Data to use -
--- Begin ---

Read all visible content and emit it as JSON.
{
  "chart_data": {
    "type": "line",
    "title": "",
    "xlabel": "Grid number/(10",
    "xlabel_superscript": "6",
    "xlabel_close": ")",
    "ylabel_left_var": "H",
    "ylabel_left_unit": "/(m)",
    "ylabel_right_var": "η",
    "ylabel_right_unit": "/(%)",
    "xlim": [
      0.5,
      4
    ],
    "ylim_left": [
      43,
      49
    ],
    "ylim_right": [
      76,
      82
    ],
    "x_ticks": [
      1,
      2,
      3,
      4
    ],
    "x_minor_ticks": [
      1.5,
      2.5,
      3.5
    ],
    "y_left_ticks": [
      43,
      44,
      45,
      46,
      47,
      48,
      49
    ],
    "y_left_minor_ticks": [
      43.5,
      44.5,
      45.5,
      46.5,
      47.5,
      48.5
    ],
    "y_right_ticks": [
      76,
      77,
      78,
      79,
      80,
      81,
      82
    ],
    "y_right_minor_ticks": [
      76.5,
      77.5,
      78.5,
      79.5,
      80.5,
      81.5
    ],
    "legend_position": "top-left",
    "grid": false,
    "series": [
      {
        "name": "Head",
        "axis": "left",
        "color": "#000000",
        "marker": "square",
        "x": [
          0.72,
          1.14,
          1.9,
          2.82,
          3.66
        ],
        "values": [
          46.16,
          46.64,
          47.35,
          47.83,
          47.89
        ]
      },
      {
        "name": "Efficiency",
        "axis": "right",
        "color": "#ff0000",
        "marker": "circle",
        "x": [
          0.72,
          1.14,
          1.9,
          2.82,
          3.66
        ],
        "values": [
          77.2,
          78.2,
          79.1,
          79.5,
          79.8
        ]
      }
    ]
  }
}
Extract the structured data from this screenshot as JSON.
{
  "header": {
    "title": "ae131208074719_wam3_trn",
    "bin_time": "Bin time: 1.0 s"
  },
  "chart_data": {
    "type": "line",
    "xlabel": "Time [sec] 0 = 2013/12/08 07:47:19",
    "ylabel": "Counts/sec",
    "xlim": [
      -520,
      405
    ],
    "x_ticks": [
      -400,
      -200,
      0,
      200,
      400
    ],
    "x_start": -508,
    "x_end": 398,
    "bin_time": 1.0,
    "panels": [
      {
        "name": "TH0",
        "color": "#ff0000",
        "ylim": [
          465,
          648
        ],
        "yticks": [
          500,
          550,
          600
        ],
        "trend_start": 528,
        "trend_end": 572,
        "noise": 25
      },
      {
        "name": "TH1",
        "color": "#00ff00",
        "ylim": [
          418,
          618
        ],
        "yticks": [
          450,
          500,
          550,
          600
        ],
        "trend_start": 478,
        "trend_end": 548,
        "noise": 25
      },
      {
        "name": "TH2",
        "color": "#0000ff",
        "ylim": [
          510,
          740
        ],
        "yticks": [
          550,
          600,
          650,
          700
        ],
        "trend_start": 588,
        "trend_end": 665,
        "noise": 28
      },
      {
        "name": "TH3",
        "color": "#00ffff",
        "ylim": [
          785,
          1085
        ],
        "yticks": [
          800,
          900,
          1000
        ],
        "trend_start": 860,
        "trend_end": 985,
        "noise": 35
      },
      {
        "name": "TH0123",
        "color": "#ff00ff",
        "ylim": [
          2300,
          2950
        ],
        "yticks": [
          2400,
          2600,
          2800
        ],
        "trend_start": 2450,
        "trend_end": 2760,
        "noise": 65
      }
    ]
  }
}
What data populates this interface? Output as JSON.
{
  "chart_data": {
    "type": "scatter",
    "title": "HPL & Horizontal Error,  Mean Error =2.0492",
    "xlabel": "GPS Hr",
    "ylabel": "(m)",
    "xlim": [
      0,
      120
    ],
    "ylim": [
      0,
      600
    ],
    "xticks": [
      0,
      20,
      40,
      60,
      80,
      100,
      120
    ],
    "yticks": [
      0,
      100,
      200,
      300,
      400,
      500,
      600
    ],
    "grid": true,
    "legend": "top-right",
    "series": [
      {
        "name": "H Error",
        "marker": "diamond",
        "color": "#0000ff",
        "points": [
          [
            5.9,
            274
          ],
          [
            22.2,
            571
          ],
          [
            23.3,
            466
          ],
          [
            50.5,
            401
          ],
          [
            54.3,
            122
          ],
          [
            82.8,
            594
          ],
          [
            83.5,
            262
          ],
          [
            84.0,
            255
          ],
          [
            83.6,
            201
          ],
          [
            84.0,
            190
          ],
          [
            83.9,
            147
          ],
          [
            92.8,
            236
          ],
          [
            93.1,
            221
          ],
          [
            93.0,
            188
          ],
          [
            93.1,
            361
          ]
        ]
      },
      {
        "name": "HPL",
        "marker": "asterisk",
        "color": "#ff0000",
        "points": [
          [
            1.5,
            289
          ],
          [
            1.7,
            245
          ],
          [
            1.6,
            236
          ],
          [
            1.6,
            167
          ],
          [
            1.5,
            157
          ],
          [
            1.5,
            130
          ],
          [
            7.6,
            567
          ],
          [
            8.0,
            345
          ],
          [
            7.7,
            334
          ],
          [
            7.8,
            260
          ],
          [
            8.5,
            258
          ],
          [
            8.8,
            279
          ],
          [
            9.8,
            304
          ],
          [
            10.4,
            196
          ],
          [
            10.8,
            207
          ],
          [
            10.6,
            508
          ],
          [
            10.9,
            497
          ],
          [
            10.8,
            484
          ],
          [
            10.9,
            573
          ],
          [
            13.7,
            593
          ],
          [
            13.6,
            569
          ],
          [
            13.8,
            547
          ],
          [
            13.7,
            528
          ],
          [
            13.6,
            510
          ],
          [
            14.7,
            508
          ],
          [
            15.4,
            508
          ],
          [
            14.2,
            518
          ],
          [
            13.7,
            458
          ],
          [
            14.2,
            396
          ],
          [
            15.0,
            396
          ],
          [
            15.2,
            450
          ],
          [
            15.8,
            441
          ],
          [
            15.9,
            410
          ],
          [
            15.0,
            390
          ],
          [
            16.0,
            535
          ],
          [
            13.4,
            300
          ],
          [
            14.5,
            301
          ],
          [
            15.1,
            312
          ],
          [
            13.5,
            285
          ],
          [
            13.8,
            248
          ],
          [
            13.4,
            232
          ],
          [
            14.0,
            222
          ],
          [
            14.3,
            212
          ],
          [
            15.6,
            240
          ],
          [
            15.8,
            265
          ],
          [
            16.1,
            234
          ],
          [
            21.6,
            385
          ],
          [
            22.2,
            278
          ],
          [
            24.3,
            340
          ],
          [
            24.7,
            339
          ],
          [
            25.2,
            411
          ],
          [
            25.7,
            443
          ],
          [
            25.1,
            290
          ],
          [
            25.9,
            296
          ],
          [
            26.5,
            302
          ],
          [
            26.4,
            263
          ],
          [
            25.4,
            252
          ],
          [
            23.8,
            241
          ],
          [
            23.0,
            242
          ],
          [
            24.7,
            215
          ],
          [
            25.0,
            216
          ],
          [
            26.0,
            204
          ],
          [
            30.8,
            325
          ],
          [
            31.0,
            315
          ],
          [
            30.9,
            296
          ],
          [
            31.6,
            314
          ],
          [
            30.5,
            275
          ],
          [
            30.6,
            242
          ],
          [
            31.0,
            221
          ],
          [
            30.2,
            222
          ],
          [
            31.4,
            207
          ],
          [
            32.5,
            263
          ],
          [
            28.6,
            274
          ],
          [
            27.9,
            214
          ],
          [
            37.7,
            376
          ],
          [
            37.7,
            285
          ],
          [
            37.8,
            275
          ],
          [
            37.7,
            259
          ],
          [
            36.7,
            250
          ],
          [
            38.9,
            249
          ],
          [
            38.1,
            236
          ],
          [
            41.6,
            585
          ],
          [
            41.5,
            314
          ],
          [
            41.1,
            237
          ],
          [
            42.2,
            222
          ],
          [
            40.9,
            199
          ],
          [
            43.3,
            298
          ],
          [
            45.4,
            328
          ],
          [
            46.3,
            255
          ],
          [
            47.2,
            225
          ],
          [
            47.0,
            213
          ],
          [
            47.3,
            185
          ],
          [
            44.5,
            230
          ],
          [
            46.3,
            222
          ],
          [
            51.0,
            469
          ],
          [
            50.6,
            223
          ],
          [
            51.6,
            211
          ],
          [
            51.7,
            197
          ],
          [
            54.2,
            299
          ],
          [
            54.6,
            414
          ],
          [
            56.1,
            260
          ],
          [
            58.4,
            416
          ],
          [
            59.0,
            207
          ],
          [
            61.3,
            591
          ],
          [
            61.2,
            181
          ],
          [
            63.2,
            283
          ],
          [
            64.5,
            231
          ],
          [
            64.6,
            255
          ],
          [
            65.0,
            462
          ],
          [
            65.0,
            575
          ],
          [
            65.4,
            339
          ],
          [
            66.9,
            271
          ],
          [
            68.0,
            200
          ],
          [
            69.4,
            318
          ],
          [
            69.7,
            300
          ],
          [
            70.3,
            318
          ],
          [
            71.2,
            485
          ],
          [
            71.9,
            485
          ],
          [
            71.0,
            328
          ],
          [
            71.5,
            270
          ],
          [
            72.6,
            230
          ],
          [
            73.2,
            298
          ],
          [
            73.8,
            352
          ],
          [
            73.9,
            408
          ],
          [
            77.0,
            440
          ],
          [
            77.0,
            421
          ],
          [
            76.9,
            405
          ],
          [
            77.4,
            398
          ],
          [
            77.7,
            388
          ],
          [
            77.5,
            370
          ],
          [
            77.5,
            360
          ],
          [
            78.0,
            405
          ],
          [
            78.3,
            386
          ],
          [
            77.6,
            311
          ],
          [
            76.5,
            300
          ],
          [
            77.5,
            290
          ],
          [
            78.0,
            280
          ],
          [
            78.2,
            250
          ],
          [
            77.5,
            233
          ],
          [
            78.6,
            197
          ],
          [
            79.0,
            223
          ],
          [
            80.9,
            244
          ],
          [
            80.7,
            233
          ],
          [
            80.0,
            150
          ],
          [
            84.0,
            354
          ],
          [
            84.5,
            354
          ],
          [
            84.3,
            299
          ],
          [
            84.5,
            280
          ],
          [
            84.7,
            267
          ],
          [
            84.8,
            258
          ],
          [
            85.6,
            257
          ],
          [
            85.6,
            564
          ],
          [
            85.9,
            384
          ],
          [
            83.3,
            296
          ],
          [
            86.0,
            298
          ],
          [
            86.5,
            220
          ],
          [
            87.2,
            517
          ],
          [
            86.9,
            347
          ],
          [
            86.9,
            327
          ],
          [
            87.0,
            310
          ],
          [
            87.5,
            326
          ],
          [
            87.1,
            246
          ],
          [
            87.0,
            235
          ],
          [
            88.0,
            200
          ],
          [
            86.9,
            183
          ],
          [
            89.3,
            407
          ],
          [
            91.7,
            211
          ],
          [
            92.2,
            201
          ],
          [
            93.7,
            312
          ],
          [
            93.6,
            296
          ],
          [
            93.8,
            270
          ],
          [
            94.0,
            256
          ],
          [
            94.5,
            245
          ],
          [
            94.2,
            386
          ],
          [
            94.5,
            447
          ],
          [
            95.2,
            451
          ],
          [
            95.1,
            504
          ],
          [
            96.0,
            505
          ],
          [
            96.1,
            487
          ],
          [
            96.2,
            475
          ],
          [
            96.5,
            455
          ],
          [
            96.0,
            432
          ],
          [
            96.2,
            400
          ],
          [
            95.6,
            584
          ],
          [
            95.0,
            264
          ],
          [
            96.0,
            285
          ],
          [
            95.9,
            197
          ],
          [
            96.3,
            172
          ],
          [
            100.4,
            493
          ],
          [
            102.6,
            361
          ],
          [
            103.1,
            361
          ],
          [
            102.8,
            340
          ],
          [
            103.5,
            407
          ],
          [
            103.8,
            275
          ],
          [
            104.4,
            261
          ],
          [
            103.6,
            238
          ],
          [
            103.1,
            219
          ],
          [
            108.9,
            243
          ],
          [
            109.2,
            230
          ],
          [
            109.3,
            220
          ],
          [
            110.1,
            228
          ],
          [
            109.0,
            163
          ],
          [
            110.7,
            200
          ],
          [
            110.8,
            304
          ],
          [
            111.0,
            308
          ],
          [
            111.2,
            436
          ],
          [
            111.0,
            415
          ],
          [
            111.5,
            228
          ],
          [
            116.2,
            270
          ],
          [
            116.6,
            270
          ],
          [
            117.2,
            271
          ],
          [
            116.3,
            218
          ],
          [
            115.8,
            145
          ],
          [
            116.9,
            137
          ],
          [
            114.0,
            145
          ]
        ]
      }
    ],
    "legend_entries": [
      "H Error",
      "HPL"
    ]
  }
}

--- End ---

Problem details - Report the number of lines in the listing that include the string "this"; give nothing but the number.

Task result - 2